Every line with the word "color" in it should be extracted from the data that follows.

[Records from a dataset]
--- Begin ---
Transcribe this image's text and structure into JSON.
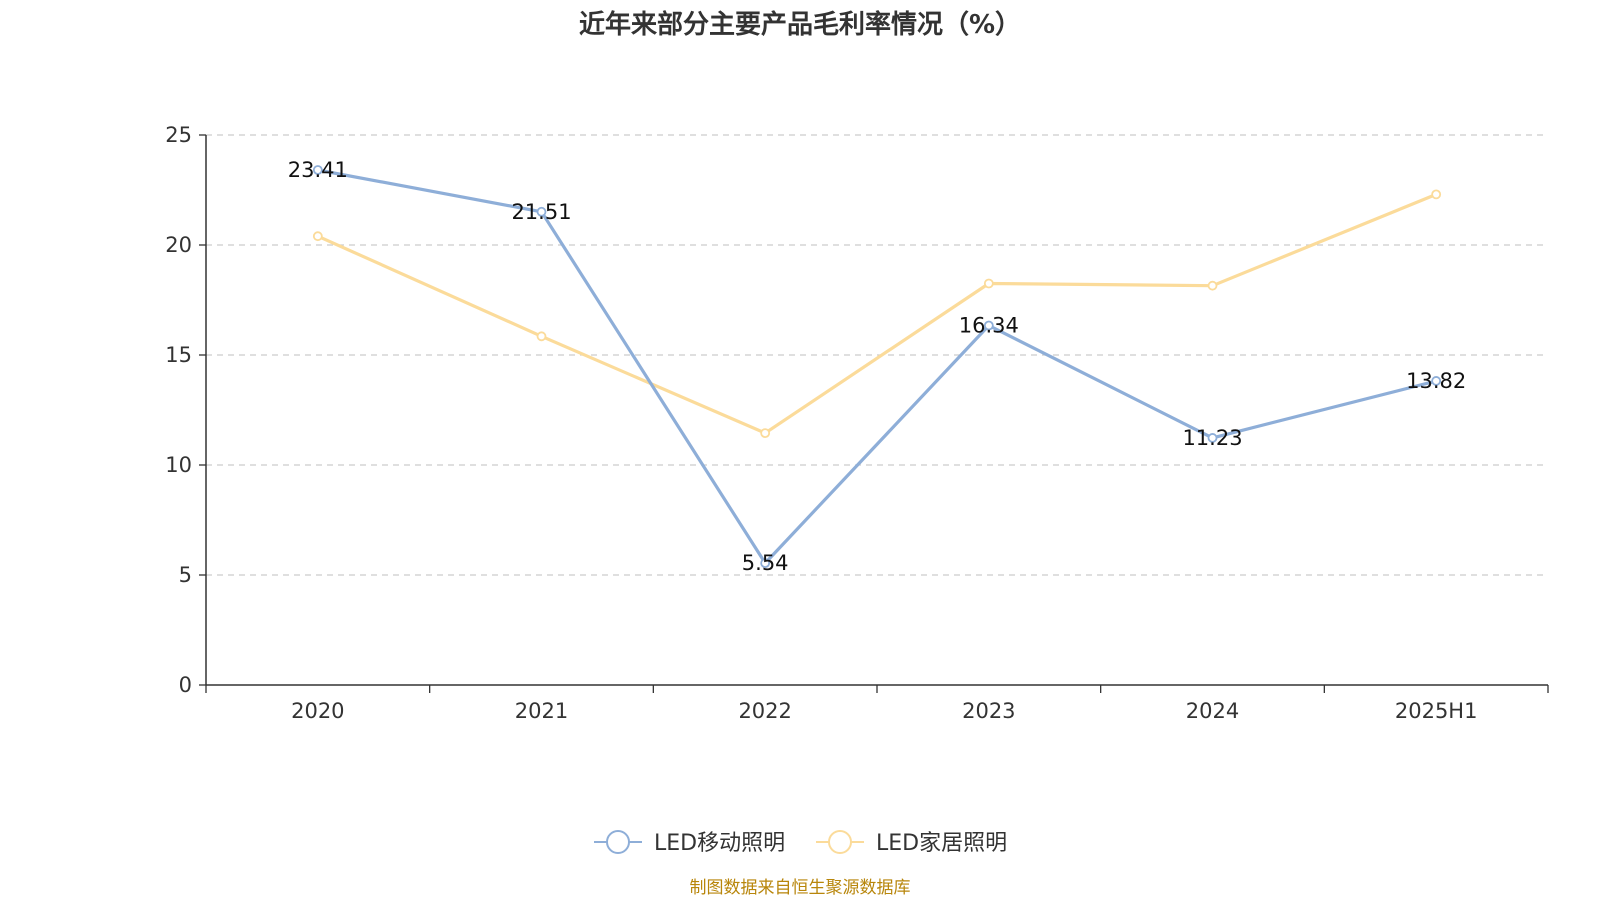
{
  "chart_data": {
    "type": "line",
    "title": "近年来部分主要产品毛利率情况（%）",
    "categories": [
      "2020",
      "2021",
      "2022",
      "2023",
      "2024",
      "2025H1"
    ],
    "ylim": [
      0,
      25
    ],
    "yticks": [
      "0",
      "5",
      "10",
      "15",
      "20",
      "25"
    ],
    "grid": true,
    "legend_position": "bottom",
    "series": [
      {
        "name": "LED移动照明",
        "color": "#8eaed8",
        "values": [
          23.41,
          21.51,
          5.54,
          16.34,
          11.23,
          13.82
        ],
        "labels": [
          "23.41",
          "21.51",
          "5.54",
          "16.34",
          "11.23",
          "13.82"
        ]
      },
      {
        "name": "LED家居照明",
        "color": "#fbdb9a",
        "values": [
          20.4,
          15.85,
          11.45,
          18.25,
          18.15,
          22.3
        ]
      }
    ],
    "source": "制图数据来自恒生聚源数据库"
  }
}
--- End ---
--- Begin ---
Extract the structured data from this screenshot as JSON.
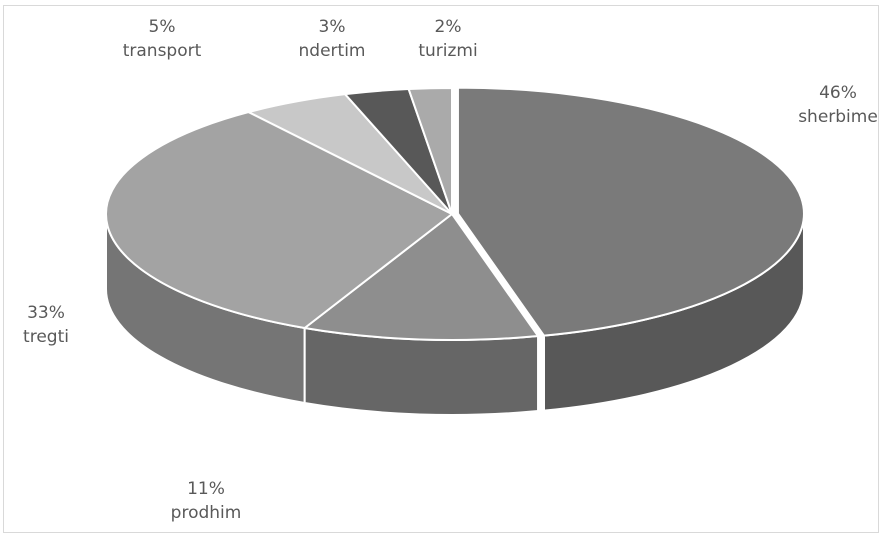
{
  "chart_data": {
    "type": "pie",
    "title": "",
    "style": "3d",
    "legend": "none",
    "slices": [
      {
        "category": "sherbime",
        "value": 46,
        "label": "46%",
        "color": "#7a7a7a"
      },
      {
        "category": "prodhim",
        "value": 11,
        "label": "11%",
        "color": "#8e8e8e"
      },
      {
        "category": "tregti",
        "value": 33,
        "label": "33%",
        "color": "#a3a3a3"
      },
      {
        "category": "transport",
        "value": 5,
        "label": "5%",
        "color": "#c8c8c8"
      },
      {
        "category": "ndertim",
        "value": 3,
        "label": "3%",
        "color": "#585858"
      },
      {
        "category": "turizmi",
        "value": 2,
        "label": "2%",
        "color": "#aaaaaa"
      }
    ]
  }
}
--- End ---
--- Begin ---
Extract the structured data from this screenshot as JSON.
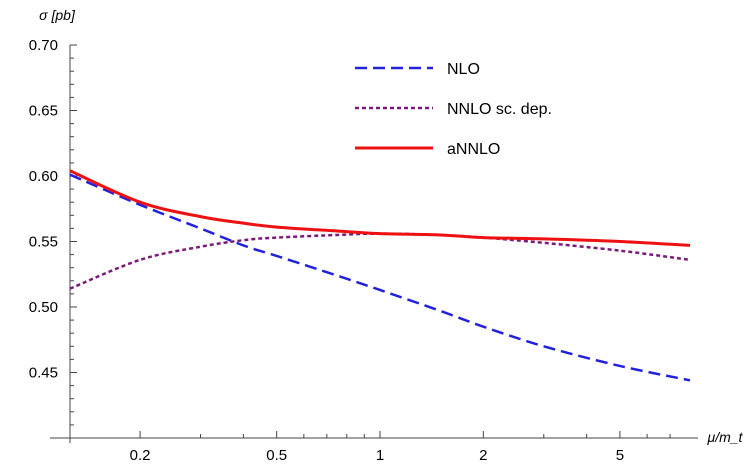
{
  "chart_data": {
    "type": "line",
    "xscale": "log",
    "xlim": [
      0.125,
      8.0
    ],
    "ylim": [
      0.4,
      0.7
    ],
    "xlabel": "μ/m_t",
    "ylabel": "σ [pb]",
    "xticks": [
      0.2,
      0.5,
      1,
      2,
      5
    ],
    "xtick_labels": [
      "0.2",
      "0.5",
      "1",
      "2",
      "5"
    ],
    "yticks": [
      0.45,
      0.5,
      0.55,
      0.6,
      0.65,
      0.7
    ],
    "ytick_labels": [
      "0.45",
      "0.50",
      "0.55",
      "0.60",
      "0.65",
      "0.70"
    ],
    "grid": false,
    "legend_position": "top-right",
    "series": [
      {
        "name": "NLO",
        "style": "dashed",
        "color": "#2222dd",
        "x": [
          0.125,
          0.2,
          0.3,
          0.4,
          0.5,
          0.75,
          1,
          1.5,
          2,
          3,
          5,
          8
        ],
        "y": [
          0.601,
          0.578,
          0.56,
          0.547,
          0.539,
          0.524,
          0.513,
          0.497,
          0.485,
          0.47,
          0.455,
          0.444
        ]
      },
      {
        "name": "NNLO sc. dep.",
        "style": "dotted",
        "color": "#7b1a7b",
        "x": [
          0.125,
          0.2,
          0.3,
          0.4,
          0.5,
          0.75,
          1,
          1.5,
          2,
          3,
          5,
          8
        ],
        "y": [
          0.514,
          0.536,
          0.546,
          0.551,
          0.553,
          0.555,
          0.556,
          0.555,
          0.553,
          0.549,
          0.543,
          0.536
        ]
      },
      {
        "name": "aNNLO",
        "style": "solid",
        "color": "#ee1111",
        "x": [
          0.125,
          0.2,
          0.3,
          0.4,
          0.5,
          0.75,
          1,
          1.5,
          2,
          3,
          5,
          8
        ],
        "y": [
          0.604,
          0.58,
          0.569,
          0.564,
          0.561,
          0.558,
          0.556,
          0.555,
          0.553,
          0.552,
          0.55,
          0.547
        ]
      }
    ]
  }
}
--- End ---
### Result for this exercise
        "color": "#8eaed8",
        "color": "#fbdb9a",
        "color": "#7a7a7a"
        "color": "#8e8e8e"
        "color": "#a3a3a3"
        "color": "#c8c8c8"
        "color": "#585858"
        "color": "#aaaaaa"
        "color": "#2222dd",
        "color": "#7b1a7b",
        "color": "#ee1111",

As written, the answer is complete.